* _EXERCISE DATA_
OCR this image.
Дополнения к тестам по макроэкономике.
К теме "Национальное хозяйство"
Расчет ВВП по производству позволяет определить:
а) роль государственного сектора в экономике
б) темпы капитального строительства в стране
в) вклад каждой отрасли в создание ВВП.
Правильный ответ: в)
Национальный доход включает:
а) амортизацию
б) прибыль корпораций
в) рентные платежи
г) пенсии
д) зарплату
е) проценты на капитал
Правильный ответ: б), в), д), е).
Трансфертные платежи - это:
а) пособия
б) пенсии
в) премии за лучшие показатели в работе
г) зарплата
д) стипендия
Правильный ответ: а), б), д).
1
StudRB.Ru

* _OBJECTIVE_
Transcribe all entries exactly as they are given.

* _REPLY TO THE EXERCISE_
OCR this image.
Дополнения к тестам по макроэкономике.
К теме "Национальное хозяйство"
Расчет ВВП по производству позволяет определить:
а) роль государственного сектора в экономике
б) темпы капитального строительства в стране
в) вклад каждой отрасли в создание ВВП.
Правильный ответ: в)
Национальный доход включает:
а) амортизацию
б) прибыль корпораций
в) рентные платежи
г) пенсии
д) зарплату
е) проценты на капитал
Правильный ответ: б), в), д), е).
Трансфертные платежи - это:
а) пособия
б) пенсии
в) премии за лучшие показатели в работе
г) зарплата
д) стипендия
Правильный ответ: а), б), д).
1
StudRB.Ru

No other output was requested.